» **Fragment dokumentu**
Spółka Społeczna Inicjatywa Mieszkaniowa Małopolska rozpoczęła w Wieliczce budowę lokali z tzw. przystępnym czynszem. Mieszkańcy wpłacili wkład własny i od miesięcy czekają na klucze. Niestety, inwestycja nagle stanęła w miejscu.
- Za inwestycję zapłaciły lokalne gminy z publicznych pieniędzy. Pierwsze rodziny miały się wprowadzić pod koniec 2024 roku. Dziewięć miesięcy później inwestycja stoi, nic na budowie się nie dzieje – opowiada reporter Uwagi! Bartosz Józefiak, który pojechał do Wieliczki.
Czekają na wymarzone mieszkania
Jedną z przyszłych mieszkanek bloku ma być pani Beata, która na wymarzone mieszkanie czeka wraz z synem Igorem oraz Blanką, córką z niepełnosprawnością.
- Tu, gdzie teraz mieszkam, przestrzeń mamy podzieloną regałami. To 38 m kw. Jeśli chodzi o warunki, to jest nam ciężko. Mieszkanie w SIM-ie miało być zbawieniem – tłumaczy kobieta. I pokazuje: - W kuchni wciąż stoi nierozpakowany mój prezent urodzinowy na nowe mieszkanie, to kuchenka mikrofalowa.
SIM Małopolska ma swoją siedzibę w Brzesku. Umówiliśmy się na spotkanie z prezesem i głównym wykonawcą, by zapytać, dlaczego mieszkańcy tak długo czekają na swoje mieszkania.
- Opóźnienia wynikają stąd, że firma Remar nie wywiązała się ze swoich obowiązków i nastąpiło odstąpienie od umowy – tłumaczy Michał Lysy, prezes spółki SIM Małopolska.

» **Zestawienie**

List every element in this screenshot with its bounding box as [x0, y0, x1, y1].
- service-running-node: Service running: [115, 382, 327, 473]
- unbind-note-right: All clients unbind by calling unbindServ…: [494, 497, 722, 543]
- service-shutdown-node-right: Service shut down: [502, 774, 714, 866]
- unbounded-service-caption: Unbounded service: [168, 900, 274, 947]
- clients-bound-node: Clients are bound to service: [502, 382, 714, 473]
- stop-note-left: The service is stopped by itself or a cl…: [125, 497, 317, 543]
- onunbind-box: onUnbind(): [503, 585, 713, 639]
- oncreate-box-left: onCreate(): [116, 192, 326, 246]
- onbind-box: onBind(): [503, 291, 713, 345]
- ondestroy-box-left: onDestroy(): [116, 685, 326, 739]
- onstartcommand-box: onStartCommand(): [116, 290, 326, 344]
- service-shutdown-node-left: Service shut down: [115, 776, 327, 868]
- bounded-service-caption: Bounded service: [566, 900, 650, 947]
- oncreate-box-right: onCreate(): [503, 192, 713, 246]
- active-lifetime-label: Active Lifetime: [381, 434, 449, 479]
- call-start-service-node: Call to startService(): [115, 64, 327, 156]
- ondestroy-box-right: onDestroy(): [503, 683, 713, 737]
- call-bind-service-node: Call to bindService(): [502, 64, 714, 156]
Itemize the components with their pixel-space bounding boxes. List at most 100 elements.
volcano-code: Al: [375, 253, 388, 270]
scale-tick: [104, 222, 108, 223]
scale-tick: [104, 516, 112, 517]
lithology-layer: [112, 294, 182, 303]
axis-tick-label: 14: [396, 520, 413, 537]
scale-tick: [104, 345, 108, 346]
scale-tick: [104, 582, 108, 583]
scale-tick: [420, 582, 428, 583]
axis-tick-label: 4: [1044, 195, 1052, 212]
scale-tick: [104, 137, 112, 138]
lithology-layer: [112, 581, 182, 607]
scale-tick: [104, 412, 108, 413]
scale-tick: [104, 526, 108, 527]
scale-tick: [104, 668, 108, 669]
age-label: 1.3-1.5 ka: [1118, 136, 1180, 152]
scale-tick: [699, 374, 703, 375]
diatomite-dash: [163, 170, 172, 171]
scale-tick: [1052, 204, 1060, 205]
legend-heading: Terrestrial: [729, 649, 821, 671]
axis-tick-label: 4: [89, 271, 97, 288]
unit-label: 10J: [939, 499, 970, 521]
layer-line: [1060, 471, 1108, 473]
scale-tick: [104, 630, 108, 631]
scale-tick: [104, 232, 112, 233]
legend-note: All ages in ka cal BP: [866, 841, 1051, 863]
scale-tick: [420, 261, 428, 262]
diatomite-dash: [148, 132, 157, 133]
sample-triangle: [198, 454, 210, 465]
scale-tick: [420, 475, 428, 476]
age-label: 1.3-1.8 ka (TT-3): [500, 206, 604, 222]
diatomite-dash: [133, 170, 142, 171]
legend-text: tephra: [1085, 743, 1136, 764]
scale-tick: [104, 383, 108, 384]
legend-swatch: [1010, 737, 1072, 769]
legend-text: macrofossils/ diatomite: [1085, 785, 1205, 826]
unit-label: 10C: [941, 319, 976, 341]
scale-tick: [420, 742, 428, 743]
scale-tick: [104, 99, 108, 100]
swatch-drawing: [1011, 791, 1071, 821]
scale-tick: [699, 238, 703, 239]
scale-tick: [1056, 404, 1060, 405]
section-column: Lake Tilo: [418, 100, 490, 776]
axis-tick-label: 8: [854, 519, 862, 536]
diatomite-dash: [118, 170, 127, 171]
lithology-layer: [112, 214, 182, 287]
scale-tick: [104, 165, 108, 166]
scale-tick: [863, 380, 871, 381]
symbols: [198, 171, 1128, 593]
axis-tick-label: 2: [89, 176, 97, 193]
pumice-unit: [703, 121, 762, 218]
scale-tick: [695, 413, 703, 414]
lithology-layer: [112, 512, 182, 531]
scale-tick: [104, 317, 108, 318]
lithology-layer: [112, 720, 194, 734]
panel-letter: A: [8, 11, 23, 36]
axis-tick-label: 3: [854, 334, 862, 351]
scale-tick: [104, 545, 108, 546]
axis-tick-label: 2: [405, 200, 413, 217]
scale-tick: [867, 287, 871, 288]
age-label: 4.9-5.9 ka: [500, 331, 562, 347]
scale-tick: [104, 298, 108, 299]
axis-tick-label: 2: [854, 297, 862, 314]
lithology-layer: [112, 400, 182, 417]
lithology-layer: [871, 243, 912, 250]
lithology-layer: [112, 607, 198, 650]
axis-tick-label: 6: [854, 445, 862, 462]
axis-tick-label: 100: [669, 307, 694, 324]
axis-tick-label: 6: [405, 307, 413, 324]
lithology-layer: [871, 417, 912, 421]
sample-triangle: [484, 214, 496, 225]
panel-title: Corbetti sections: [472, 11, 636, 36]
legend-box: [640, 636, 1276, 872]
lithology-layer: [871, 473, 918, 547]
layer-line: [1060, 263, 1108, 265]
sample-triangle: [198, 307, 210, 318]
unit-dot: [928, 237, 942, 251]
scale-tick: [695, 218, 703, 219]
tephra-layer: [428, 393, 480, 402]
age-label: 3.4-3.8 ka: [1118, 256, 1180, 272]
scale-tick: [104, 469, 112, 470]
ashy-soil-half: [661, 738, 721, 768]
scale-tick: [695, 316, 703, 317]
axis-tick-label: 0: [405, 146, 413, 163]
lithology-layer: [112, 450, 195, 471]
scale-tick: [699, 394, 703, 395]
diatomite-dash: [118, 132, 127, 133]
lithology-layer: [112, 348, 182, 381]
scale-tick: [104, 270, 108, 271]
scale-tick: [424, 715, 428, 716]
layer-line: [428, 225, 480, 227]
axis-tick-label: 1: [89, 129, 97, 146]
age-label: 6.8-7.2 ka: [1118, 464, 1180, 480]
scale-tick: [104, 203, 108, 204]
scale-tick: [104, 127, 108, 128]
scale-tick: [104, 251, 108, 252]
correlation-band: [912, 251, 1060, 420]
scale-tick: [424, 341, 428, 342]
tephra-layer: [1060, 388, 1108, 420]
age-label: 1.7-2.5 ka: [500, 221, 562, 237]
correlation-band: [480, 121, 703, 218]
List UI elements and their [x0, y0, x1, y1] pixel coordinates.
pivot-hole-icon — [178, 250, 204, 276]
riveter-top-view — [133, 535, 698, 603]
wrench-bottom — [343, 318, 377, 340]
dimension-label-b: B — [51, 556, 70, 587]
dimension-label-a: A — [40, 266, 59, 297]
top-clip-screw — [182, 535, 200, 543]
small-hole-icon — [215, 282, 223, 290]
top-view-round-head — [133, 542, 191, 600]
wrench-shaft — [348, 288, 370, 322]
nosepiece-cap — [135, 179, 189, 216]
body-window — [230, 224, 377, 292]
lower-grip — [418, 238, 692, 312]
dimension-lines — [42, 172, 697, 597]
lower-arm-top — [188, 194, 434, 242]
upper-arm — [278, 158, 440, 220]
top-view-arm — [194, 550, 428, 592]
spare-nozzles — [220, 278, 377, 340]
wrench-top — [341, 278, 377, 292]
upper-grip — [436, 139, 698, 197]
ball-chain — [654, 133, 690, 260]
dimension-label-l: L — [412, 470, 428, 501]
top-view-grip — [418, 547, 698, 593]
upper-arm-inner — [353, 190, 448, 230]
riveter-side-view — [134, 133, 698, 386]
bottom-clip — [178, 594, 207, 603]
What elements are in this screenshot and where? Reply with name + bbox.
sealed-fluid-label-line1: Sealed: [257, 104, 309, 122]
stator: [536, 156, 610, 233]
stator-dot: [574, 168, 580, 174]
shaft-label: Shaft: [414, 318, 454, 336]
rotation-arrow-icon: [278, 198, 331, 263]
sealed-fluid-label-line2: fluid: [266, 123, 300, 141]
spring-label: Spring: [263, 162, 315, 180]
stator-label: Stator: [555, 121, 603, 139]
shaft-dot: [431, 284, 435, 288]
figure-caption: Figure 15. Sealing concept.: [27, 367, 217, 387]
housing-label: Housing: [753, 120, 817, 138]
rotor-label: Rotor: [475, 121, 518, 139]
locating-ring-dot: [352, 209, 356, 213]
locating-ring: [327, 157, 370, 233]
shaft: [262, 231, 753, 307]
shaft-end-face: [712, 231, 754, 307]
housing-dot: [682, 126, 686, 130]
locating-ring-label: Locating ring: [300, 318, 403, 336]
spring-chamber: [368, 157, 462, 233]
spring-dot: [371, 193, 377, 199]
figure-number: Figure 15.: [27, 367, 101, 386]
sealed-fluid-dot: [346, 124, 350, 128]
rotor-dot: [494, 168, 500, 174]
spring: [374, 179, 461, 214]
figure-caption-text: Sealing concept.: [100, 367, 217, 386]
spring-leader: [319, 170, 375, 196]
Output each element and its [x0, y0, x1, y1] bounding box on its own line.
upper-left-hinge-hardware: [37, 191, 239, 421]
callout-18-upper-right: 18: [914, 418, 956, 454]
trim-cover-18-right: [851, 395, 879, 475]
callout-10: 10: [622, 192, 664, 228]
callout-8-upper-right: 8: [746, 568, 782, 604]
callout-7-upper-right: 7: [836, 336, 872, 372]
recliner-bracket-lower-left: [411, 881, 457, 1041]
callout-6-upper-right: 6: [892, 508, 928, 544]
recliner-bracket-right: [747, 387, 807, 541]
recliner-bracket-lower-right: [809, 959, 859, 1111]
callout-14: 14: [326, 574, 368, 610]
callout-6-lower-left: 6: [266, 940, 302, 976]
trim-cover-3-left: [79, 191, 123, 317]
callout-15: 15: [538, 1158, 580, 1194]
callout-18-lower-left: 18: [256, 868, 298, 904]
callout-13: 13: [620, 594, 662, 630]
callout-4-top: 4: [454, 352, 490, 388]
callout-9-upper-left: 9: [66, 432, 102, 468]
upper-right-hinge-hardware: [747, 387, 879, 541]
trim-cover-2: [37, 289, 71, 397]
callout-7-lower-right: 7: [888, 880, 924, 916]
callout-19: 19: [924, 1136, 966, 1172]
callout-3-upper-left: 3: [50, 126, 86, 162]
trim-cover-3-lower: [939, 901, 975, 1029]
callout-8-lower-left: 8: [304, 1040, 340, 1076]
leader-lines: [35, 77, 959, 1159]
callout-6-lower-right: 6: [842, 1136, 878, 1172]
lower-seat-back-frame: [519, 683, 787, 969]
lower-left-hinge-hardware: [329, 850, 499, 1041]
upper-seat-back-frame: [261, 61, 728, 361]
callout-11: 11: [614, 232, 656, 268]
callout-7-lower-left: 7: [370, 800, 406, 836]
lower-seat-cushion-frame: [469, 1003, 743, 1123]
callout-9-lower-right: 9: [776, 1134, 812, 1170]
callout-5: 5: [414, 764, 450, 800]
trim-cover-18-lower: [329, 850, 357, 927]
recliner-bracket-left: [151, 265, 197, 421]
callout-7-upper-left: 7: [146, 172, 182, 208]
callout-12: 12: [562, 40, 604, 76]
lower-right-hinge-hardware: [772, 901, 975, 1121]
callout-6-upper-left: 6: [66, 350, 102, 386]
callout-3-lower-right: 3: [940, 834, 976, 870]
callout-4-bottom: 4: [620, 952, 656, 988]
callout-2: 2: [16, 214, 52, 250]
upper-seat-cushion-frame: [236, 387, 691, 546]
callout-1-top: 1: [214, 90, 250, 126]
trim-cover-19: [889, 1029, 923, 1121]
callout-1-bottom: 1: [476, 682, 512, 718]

» **Wymagania**
• a. Kiedy według fragmentu dokumentu pierwsze rodziny miały się wprowadzić do budowanych lokali w Wieliczce?
• b. Proszę wypisać z fragmentu dokumentu dosłownie część od słów „SIM Małopolska ma” do słów „na swoje mieszkania.”.

» **Wyniki ćwiczenia**
• a. Pod koniec 2024 roku.

• b.
SIM Małopolska ma swoją siedzibę w Brzesku. Umówiliśmy się na spotkanie z prezesem i głównym wykonawcą, by zapytać, dlaczego mieszkańcy tak długo czekają na swoje mieszkania.